:: Page excerpt

I wanted to highlight some new stuff on the front page, but ended up redesigning it. I like this new version much better than the last one, even though it’s just a retool gone a bit out of hand. Other than still featuring Cleo, it includes a favorite feature of mine: random colors. Another ‘feature’: it doesn’t work properly in IE.
I can now hold in my hands the physical result of half a year of work, the freshly printed book for children called Jugosa cocina para niños (juicy cooking for kids) that, in addition to containing plenty of recipes meant for them to prepare by themselves (with an adult’s helping hand), includes all sorts of trivia about ingredients and the culinary art, and which, the author says, is meant to help the children recognize the value in the food that they eat, think about nutrition, and put their creativity into practice. It was a fun project, in which I was involved as an art director and layout designer.
In 2006, for my workshop course in that year’s first semester, I created a graphic work that ironized technology and how the Monkey King (humanity) wreaks havoc on Earth through its lack of restraint and its egocentrism. The next semester I was to base an animation on that work.

::::
:: Data rows

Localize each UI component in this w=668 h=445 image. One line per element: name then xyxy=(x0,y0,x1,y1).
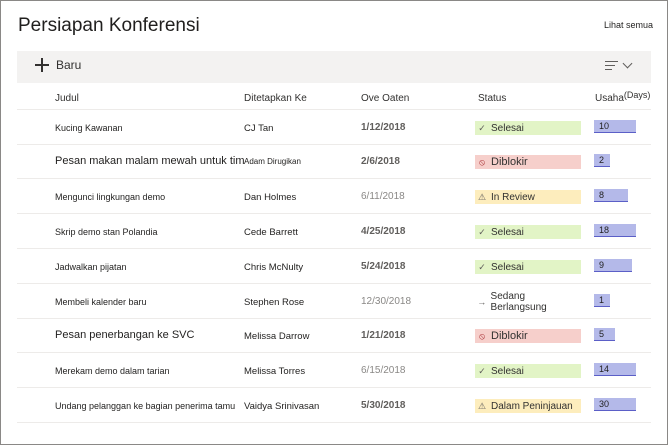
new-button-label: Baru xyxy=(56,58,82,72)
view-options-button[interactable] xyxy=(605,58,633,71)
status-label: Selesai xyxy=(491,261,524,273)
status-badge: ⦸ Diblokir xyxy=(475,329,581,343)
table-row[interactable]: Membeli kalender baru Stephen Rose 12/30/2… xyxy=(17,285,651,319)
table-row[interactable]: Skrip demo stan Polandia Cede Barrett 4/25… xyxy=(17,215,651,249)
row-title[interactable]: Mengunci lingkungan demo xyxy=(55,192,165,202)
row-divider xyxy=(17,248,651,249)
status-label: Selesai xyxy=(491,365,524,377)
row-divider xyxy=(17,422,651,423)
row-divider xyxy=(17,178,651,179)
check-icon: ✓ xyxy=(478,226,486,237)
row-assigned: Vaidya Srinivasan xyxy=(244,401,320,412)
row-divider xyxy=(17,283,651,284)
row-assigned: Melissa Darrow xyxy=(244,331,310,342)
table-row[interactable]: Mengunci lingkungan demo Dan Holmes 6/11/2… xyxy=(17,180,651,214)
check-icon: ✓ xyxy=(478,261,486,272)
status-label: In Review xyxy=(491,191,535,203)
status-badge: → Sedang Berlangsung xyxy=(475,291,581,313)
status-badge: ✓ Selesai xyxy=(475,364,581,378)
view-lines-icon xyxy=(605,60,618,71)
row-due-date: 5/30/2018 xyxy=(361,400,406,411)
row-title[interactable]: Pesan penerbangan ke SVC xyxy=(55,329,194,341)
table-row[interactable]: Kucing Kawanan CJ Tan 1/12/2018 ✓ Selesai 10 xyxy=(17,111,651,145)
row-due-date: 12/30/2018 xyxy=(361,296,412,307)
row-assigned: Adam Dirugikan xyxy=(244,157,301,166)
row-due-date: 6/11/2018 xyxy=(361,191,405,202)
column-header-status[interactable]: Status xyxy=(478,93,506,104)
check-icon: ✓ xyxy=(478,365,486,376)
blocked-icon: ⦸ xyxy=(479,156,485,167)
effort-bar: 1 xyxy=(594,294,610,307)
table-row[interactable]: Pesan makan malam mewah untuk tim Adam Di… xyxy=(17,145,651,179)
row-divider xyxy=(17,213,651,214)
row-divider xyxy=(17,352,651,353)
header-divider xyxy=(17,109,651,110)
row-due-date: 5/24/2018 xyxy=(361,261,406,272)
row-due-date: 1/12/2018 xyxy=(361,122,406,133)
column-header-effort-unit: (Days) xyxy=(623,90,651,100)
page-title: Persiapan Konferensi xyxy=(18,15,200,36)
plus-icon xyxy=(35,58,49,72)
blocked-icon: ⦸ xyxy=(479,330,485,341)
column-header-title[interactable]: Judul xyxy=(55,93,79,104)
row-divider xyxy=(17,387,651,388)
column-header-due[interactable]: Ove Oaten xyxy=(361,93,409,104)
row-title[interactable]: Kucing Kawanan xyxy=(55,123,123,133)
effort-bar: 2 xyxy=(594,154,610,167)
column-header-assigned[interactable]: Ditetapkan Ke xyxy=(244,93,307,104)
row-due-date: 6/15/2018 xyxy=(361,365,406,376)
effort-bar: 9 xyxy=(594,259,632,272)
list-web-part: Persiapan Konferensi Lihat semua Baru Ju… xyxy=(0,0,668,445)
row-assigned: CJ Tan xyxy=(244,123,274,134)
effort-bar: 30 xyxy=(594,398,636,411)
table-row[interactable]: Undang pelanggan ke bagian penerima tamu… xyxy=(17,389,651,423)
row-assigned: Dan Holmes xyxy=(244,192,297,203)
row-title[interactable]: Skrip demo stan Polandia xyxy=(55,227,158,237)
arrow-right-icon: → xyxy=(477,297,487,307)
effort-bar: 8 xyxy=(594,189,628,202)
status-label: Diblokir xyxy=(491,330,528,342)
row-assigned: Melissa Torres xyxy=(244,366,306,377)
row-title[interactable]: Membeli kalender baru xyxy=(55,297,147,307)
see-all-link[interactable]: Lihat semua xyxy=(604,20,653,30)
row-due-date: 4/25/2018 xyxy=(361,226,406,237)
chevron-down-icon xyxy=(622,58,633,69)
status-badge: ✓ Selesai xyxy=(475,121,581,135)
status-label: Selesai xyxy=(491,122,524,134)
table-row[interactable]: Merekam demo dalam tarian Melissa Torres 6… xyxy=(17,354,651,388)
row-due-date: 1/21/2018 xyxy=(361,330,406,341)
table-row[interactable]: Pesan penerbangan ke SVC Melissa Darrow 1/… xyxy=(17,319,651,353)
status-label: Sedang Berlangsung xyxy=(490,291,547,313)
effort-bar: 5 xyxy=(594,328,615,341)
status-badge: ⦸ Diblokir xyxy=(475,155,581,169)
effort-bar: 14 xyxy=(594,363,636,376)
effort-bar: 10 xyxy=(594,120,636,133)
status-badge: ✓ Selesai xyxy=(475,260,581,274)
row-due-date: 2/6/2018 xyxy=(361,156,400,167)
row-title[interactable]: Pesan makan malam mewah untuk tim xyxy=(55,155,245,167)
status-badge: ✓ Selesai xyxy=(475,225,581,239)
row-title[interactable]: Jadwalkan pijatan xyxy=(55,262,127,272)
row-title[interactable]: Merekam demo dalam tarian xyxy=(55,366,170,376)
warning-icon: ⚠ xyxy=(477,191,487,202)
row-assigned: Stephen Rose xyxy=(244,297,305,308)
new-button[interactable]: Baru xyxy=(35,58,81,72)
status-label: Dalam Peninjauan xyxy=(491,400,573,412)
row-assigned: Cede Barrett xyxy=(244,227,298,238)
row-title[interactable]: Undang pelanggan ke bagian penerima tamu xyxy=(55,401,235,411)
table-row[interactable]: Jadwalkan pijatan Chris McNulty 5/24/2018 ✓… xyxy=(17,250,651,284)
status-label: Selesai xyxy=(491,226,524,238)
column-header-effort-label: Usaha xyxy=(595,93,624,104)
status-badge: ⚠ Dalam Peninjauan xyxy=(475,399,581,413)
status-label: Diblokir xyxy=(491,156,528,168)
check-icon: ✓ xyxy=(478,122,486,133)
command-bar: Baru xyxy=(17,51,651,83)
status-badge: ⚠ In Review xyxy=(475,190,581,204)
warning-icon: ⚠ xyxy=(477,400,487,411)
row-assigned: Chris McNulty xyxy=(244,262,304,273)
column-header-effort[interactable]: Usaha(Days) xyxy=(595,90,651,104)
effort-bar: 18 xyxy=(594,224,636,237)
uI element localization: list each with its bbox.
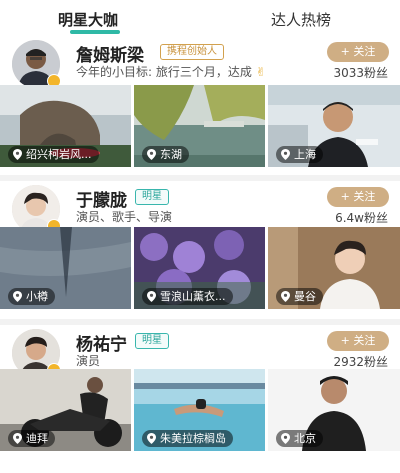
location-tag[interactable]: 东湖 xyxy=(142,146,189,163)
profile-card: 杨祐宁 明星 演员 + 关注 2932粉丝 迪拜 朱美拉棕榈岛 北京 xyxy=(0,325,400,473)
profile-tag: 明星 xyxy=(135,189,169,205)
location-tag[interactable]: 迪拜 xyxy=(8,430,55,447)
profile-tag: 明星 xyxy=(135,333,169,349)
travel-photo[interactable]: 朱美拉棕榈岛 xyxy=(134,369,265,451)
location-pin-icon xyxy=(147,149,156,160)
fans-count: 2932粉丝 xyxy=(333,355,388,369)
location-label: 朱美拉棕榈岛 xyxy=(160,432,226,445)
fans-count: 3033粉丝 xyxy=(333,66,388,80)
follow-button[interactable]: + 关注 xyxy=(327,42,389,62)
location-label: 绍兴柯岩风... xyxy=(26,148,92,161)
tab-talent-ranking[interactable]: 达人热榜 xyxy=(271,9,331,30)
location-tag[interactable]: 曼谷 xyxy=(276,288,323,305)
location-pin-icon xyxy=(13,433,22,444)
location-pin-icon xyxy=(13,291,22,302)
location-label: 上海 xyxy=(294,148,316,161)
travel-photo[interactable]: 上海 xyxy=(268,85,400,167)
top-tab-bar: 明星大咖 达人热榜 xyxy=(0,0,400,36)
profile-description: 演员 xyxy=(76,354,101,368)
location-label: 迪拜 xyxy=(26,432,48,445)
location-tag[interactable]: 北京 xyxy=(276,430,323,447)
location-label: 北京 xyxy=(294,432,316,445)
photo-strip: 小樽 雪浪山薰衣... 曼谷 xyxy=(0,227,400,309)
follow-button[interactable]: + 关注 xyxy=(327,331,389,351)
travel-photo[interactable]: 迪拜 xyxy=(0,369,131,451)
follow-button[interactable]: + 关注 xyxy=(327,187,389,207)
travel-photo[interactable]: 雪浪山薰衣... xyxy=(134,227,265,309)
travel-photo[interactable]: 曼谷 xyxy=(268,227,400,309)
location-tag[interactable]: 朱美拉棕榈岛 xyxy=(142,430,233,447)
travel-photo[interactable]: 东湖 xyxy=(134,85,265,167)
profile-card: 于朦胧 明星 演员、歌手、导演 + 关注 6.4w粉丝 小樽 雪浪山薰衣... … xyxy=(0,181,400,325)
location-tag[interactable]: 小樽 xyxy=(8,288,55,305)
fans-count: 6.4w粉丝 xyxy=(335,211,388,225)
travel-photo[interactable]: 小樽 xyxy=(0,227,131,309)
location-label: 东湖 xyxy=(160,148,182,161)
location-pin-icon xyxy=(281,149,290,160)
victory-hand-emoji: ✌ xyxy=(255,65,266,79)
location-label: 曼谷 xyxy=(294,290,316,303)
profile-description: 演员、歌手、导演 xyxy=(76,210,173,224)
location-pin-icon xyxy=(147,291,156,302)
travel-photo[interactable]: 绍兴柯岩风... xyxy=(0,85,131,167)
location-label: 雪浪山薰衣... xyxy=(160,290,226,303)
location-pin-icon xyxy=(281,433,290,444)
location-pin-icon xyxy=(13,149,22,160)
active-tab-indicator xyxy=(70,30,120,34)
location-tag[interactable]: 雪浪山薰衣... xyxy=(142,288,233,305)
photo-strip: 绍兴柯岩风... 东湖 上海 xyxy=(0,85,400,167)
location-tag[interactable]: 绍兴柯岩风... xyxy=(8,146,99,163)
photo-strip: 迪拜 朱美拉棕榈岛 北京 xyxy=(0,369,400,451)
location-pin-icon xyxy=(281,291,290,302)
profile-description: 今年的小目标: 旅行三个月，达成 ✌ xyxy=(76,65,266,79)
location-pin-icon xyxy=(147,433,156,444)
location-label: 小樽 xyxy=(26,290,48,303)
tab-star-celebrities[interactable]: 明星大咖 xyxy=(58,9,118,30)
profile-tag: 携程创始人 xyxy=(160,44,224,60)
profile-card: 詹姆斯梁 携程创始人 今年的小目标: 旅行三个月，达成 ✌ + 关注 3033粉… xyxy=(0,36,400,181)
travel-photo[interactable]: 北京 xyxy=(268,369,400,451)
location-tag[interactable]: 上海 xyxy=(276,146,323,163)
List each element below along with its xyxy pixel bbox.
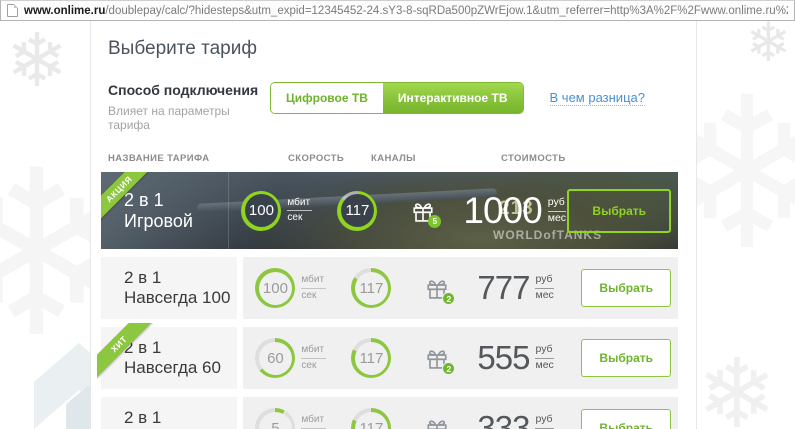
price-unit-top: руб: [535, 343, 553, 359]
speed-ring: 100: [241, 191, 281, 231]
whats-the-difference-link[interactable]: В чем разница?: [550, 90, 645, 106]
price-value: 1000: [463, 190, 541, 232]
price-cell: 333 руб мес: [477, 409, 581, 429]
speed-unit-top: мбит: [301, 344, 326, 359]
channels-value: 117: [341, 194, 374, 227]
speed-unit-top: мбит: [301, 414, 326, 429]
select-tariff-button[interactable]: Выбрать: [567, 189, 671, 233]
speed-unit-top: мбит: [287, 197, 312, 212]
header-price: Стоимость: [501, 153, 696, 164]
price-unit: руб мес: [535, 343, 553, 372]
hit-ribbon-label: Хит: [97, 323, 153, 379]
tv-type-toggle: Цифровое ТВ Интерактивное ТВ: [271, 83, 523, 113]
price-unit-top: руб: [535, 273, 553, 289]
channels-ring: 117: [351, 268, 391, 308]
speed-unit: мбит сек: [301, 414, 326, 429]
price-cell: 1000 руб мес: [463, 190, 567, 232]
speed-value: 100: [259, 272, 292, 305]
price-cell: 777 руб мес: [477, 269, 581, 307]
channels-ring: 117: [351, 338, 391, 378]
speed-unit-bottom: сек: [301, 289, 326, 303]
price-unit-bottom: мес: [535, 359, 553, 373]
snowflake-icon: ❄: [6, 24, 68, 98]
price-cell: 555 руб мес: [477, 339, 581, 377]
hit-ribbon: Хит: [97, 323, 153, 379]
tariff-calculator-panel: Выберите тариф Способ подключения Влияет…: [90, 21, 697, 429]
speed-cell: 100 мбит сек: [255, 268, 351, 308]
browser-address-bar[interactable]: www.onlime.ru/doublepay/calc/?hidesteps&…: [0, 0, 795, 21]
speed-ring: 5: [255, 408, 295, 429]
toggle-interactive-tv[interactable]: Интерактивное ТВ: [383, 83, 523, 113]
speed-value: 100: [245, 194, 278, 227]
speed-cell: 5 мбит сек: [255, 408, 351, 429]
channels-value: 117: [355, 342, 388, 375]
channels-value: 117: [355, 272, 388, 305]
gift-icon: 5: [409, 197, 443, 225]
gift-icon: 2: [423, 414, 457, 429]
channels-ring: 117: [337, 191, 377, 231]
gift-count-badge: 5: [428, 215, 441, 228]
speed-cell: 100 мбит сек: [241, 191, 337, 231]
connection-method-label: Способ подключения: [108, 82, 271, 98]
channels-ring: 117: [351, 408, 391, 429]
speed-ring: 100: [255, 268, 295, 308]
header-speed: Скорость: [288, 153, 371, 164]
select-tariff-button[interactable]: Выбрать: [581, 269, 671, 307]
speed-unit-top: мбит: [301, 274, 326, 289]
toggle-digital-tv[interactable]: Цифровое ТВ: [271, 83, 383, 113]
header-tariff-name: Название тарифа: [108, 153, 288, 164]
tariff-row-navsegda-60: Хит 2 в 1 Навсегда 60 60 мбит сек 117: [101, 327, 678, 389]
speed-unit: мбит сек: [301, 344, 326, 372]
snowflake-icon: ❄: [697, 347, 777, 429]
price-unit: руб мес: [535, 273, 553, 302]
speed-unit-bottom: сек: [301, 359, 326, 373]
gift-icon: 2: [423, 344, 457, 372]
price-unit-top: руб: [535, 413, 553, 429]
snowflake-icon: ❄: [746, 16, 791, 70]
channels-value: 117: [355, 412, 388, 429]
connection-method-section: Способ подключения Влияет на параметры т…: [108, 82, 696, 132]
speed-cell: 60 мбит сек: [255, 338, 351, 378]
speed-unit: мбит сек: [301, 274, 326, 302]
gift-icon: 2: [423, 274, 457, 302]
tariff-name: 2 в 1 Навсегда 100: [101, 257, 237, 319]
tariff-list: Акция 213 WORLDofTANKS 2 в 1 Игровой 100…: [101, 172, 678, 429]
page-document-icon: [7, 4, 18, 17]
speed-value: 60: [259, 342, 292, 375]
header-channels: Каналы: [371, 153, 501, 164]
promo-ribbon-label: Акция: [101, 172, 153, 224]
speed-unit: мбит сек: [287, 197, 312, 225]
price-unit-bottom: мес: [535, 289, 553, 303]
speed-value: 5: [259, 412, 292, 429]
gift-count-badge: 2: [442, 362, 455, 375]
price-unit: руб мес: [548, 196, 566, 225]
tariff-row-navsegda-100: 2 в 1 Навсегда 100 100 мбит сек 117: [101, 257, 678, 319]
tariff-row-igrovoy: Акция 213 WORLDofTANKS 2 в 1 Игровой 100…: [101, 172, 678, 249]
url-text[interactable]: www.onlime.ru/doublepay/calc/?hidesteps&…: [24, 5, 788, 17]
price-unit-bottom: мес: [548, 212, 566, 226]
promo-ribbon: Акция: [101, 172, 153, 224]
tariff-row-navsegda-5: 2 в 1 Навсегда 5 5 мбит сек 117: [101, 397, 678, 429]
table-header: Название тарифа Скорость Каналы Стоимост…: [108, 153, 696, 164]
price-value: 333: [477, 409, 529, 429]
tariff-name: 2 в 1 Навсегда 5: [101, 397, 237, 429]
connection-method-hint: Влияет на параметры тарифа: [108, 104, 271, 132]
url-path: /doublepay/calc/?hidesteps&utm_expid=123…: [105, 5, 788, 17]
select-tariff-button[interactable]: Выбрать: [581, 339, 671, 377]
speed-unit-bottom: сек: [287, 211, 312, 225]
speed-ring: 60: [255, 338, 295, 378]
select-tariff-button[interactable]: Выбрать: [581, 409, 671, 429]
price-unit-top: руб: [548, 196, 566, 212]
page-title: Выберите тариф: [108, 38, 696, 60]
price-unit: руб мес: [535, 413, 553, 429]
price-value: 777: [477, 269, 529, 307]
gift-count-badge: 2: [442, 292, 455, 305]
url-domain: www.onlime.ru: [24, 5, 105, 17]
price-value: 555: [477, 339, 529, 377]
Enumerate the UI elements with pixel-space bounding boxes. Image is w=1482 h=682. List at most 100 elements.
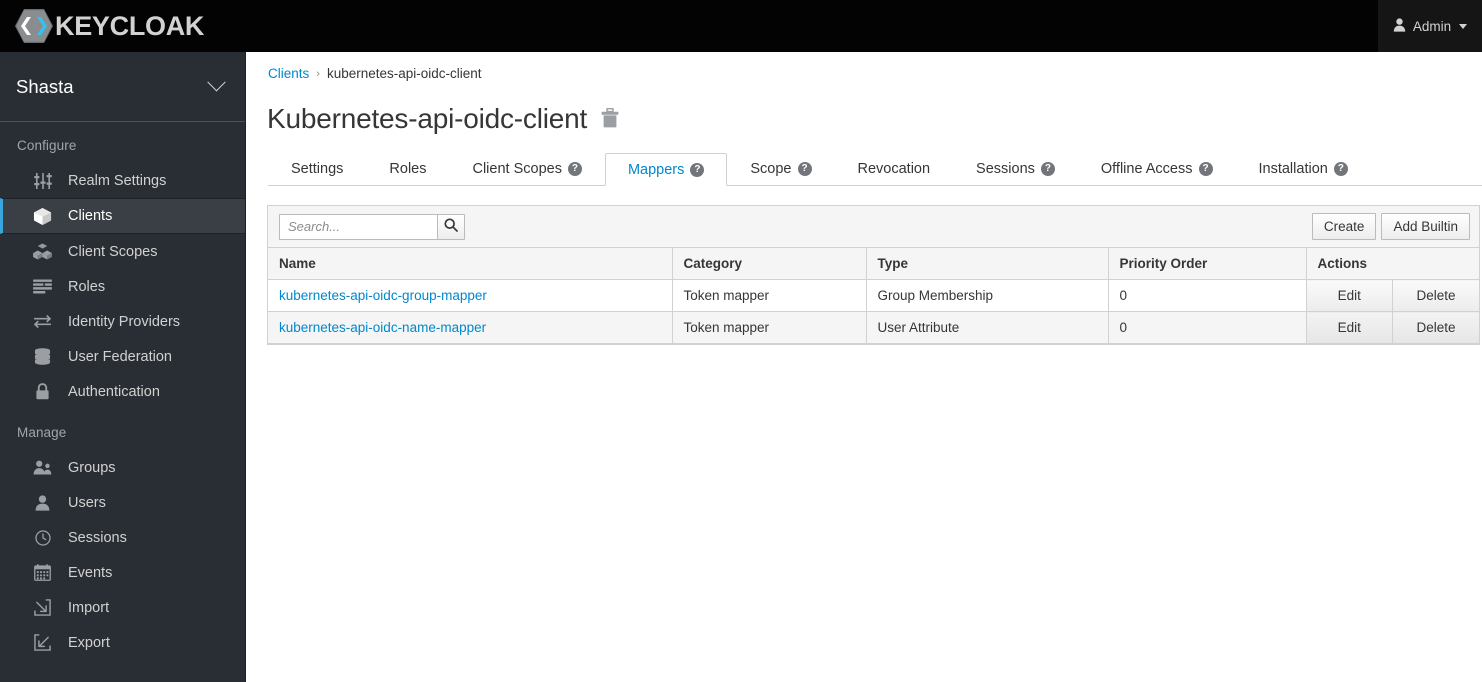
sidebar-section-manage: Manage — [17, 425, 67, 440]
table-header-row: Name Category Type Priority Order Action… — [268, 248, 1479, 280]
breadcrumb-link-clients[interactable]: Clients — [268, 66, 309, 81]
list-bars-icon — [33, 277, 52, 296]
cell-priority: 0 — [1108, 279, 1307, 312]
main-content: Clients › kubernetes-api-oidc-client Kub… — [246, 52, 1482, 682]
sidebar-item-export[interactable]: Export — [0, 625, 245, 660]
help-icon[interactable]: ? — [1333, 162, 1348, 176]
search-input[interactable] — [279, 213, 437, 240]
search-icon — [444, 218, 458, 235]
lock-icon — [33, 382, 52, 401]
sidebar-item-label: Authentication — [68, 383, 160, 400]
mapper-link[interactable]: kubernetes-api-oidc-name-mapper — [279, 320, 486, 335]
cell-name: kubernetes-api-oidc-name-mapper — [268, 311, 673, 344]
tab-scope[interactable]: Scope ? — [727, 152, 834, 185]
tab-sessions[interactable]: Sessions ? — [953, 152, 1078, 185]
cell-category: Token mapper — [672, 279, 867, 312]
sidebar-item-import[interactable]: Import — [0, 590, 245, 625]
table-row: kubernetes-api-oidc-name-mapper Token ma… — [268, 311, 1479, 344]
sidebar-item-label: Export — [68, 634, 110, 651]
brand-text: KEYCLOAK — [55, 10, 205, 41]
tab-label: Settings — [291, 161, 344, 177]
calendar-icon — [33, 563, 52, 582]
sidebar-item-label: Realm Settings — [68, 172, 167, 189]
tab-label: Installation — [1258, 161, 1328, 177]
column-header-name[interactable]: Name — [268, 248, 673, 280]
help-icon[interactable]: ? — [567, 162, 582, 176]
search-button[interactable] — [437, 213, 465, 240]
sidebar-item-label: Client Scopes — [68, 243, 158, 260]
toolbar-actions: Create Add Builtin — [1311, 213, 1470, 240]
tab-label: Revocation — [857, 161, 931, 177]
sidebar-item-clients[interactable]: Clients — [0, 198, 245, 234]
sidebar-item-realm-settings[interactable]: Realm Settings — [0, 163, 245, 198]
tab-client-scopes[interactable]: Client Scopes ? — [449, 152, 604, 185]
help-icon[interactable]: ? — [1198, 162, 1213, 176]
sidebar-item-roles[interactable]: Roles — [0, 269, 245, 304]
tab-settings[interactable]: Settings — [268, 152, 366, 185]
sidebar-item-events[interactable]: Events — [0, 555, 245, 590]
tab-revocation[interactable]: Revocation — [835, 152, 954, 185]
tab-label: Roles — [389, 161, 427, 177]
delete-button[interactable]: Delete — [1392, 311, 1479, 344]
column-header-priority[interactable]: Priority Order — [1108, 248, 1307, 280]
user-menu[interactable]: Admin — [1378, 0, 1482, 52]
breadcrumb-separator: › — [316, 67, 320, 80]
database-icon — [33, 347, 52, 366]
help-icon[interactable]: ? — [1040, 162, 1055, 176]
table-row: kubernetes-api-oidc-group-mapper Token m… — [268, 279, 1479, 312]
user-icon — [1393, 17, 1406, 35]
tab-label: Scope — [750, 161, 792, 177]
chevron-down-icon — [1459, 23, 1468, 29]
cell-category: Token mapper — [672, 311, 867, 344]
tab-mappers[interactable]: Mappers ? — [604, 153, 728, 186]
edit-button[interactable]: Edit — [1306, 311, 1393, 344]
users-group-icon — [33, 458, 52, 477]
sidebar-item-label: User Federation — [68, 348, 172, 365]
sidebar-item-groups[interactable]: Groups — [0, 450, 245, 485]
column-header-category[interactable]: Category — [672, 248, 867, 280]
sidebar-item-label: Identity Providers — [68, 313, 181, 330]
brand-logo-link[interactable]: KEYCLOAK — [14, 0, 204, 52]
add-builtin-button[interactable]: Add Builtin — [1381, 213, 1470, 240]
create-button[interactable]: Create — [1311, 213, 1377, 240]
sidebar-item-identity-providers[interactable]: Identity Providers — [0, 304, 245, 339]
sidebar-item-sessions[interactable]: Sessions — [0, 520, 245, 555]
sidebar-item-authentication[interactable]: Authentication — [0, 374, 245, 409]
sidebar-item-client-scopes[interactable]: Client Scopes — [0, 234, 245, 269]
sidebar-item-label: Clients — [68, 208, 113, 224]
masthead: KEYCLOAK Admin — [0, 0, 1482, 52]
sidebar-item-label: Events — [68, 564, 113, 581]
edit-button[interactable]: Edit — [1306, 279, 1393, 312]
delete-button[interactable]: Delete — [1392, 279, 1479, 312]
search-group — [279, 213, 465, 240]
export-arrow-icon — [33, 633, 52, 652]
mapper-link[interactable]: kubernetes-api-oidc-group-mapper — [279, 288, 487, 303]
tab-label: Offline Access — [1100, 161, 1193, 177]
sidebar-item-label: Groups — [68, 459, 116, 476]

::::

» Instructions for the task: Return, unchanged, the stretch of the design blog excerpt from "I can now hold" through "on that work.".

» Task result:
I can now hold in my hands the physical result of half a year of work, the freshly printed book for children called Jugosa cocina para niños (juicy cooking for kids) that, in addition to containing plenty of recipes meant for them to prepare by themselves (with an adult’s helping hand), includes all sorts of trivia about ingredients and the culinary art, and which, the author says, is meant to help the children recognize the value in the food that they eat, think about nutrition, and put their creativity into practice. It was a fun project, in which I was involved as an art director and layout designer.
In 2006, for my workshop course in that year’s first semester, I created a graphic work that ironized technology and how the Monkey King (humanity) wreaks havoc on Earth through its lack of restraint and its egocentrism. The next semester I was to base an animation on that work.